-- Start --

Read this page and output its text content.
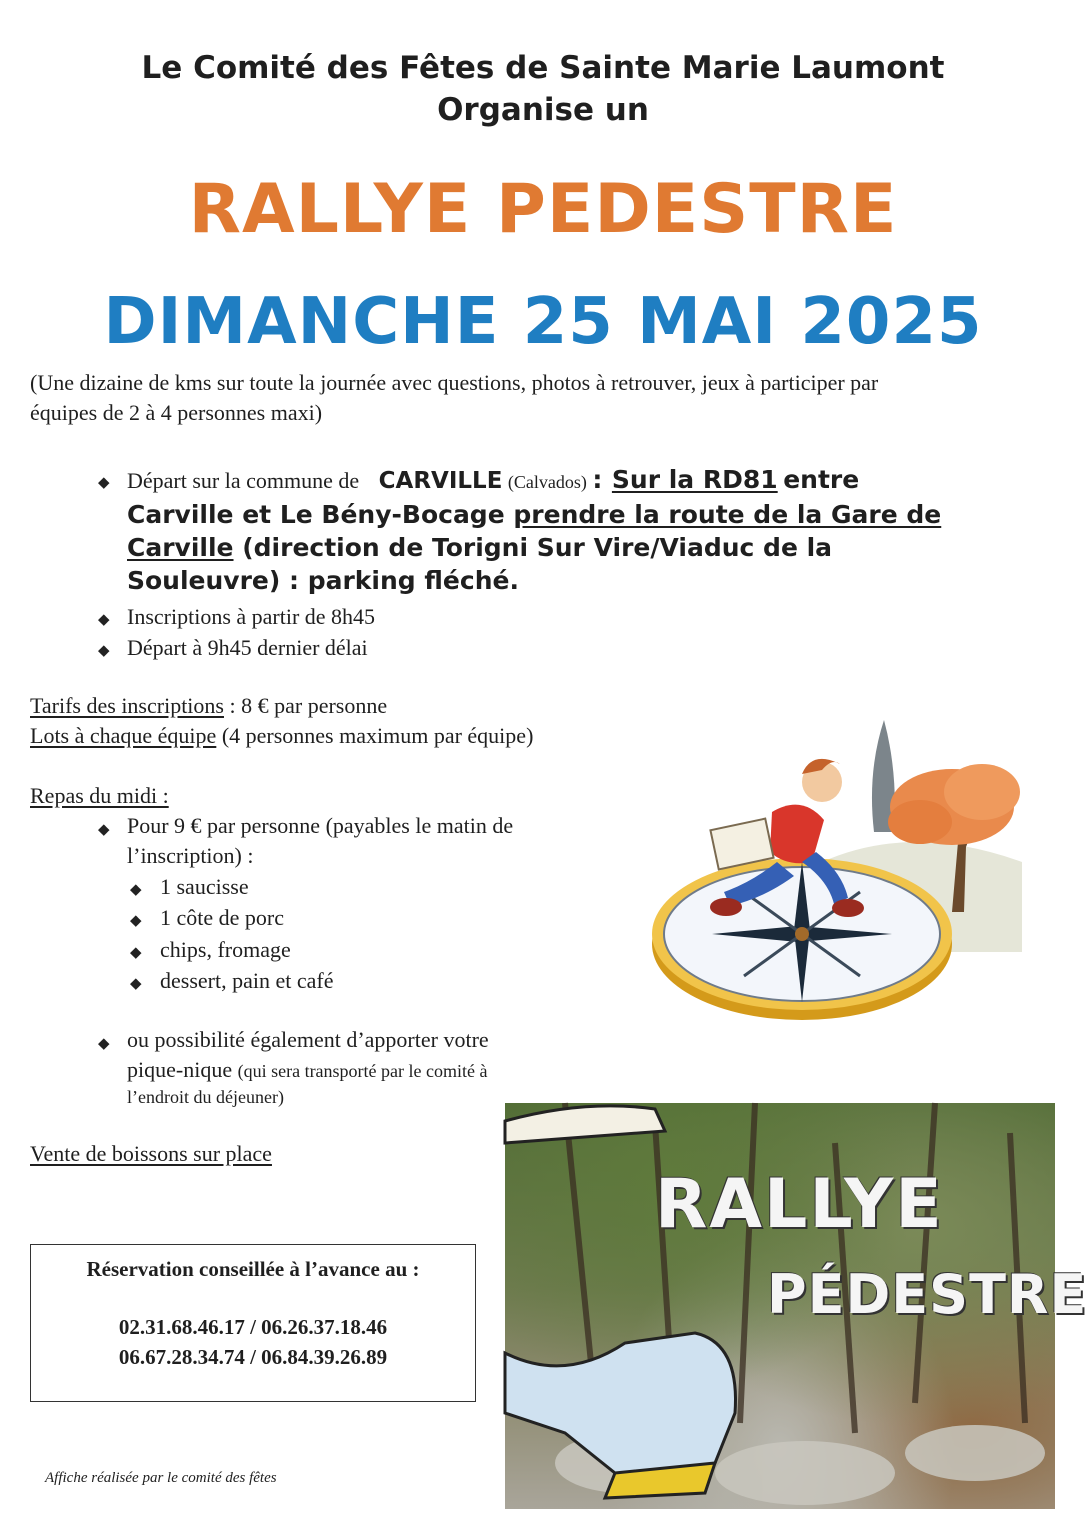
Le Comité des Fêtes de Sainte Marie Laumont
Organise un
RALLYE PEDESTRE
DIMANCHE 25 MAI 2025
(Une dizaine de kms sur toute la journée avec questions, photos à retrouver, jeux à participer par
équipes de 2 à 4 personnes maxi)
◆ Départ sur la commune de CARVILLE (Calvados) : Sur la RD81 entre
Carville et Le Bény-Bocage prendre la route de la Gare de
Carville (direction de Torigni Sur Vire/Viaduc de la
Souleuvre) : parking fléché.
◆ Inscriptions à partir de 8h45
◆ Départ à 9h45 dernier délai
Tarifs des inscriptions : 8 € par personne
Lots à chaque équipe (4 personnes maximum par équipe)
Repas du midi :
◆ Pour 9 € par personne (payables le matin de
l’inscription) :
◆ 1 saucisse
◆ 1 côte de porc
◆ chips, fromage
◆ dessert, pain et café
◆ ou possibilité également d’apporter votre
pique-nique (qui sera transporté par le comité à
l’endroit du déjeuner)
Vente de boissons sur place
Réservation conseillée à l’avance au :
02.31.68.46.17 / 06.26.37.18.46
06.67.28.34.74 / 06.84.39.26.89
Affiche réalisée par le comité des fêtes
RALLYE
PÉDESTRE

-- End --

*Aim:* Write the entries above out in full, exactly, with no images.

*Solution to the exercise:*
Read this page and output its text content.
Le Comité des Fêtes de Sainte Marie Laumont
Organise un
RALLYE PEDESTRE
DIMANCHE 25 MAI 2025
(Une dizaine de kms sur toute la journée avec questions, photos à retrouver, jeux à participer par
équipes de 2 à 4 personnes maxi)
◆ Départ sur la commune de CARVILLE (Calvados) : Sur la RD81 entre
Carville et Le Bény-Bocage prendre la route de la Gare de
Carville (direction de Torigni Sur Vire/Viaduc de la
Souleuvre) : parking fléché.
◆ Inscriptions à partir de 8h45
◆ Départ à 9h45 dernier délai
Tarifs des inscriptions : 8 € par personne
Lots à chaque équipe (4 personnes maximum par équipe)
Repas du midi :
◆ Pour 9 € par personne (payables le matin de
l’inscription) :
◆ 1 saucisse
◆ 1 côte de porc
◆ chips, fromage
◆ dessert, pain et café
◆ ou possibilité également d’apporter votre
pique-nique (qui sera transporté par le comité à
l’endroit du déjeuner)
Vente de boissons sur place
Réservation conseillée à l’avance au :
02.31.68.46.17 / 06.26.37.18.46
06.67.28.34.74 / 06.84.39.26.89
Affiche réalisée par le comité des fêtes
RALLYE
PÉDESTRE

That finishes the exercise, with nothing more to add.